■ Problem: Quote the data below in full, please, without altering anything.

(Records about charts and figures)
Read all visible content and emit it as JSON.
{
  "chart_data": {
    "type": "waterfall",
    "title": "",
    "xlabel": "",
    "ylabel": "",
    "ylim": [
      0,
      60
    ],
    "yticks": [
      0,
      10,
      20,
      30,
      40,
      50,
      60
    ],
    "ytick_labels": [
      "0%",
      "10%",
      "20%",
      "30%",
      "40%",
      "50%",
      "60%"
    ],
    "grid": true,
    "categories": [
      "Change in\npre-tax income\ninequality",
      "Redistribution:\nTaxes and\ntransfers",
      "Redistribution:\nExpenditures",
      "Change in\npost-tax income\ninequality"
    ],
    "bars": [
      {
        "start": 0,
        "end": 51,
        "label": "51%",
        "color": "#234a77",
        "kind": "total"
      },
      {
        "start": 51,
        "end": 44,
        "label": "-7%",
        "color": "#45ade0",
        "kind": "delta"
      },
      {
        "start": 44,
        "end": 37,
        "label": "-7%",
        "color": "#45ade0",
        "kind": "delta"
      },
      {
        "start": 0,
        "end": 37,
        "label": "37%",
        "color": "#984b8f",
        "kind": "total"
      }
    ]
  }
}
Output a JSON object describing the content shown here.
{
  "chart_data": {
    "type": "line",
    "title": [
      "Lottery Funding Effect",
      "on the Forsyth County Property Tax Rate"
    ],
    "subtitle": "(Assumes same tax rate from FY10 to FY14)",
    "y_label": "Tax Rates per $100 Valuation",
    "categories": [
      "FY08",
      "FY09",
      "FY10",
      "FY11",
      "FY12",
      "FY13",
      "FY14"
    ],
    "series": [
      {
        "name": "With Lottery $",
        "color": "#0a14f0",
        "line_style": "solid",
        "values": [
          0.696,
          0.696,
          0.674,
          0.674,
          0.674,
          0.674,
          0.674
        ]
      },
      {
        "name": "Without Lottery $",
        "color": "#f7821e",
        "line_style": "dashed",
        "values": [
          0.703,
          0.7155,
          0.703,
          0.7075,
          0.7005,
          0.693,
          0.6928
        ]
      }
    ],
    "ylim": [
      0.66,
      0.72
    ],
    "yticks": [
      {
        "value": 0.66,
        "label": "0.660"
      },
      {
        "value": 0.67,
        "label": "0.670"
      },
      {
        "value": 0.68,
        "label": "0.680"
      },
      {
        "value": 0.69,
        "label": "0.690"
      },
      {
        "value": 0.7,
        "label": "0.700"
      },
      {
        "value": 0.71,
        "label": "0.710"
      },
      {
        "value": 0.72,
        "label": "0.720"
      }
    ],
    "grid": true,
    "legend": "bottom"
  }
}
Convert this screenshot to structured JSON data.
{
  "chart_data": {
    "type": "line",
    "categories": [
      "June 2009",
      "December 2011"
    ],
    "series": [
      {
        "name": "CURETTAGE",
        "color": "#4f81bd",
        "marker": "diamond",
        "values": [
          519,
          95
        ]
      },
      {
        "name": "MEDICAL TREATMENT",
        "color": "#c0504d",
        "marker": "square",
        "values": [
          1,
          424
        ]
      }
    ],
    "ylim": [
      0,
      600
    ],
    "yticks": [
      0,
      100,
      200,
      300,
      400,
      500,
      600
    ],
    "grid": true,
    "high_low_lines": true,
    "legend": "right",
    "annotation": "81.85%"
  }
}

■ Output:
Read all visible content and emit it as JSON.
{
  "chart_data": {
    "type": "waterfall",
    "title": "",
    "xlabel": "",
    "ylabel": "",
    "ylim": [
      0,
      60
    ],
    "yticks": [
      0,
      10,
      20,
      30,
      40,
      50,
      60
    ],
    "ytick_labels": [
      "0%",
      "10%",
      "20%",
      "30%",
      "40%",
      "50%",
      "60%"
    ],
    "grid": true,
    "categories": [
      "Change in\npre-tax income\ninequality",
      "Redistribution:\nTaxes and\ntransfers",
      "Redistribution:\nExpenditures",
      "Change in\npost-tax income\ninequality"
    ],
    "bars": [
      {
        "start": 0,
        "end": 51,
        "label": "51%",
        "color": "#234a77",
        "kind": "total"
      },
      {
        "start": 51,
        "end": 44,
        "label": "-7%",
        "color": "#45ade0",
        "kind": "delta"
      },
      {
        "start": 44,
        "end": 37,
        "label": "-7%",
        "color": "#45ade0",
        "kind": "delta"
      },
      {
        "start": 0,
        "end": 37,
        "label": "37%",
        "color": "#984b8f",
        "kind": "total"
      }
    ]
  }
}
Output a JSON object describing the content shown here.
{
  "chart_data": {
    "type": "line",
    "title": [
      "Lottery Funding Effect",
      "on the Forsyth County Property Tax Rate"
    ],
    "subtitle": "(Assumes same tax rate from FY10 to FY14)",
    "y_label": "Tax Rates per $100 Valuation",
    "categories": [
      "FY08",
      "FY09",
      "FY10",
      "FY11",
      "FY12",
      "FY13",
      "FY14"
    ],
    "series": [
      {
        "name": "With Lottery $",
        "color": "#0a14f0",
        "line_style": "solid",
        "values": [
          0.696,
          0.696,
          0.674,
          0.674,
          0.674,
          0.674,
          0.674
        ]
      },
      {
        "name": "Without Lottery $",
        "color": "#f7821e",
        "line_style": "dashed",
        "values": [
          0.703,
          0.7155,
          0.703,
          0.7075,
          0.7005,
          0.693,
          0.6928
        ]
      }
    ],
    "ylim": [
      0.66,
      0.72
    ],
    "yticks": [
      {
        "value": 0.66,
        "label": "0.660"
      },
      {
        "value": 0.67,
        "label": "0.670"
      },
      {
        "value": 0.68,
        "label": "0.680"
      },
      {
        "value": 0.69,
        "label": "0.690"
      },
      {
        "value": 0.7,
        "label": "0.700"
      },
      {
        "value": 0.71,
        "label": "0.710"
      },
      {
        "value": 0.72,
        "label": "0.720"
      }
    ],
    "grid": true,
    "legend": "bottom"
  }
}
Convert this screenshot to structured JSON data.
{
  "chart_data": {
    "type": "line",
    "categories": [
      "June 2009",
      "December 2011"
    ],
    "series": [
      {
        "name": "CURETTAGE",
        "color": "#4f81bd",
        "marker": "diamond",
        "values": [
          519,
          95
        ]
      },
      {
        "name": "MEDICAL TREATMENT",
        "color": "#c0504d",
        "marker": "square",
        "values": [
          1,
          424
        ]
      }
    ],
    "ylim": [
      0,
      600
    ],
    "yticks": [
      0,
      100,
      200,
      300,
      400,
      500,
      600
    ],
    "grid": true,
    "high_low_lines": true,
    "legend": "right",
    "annotation": "81.85%"
  }
}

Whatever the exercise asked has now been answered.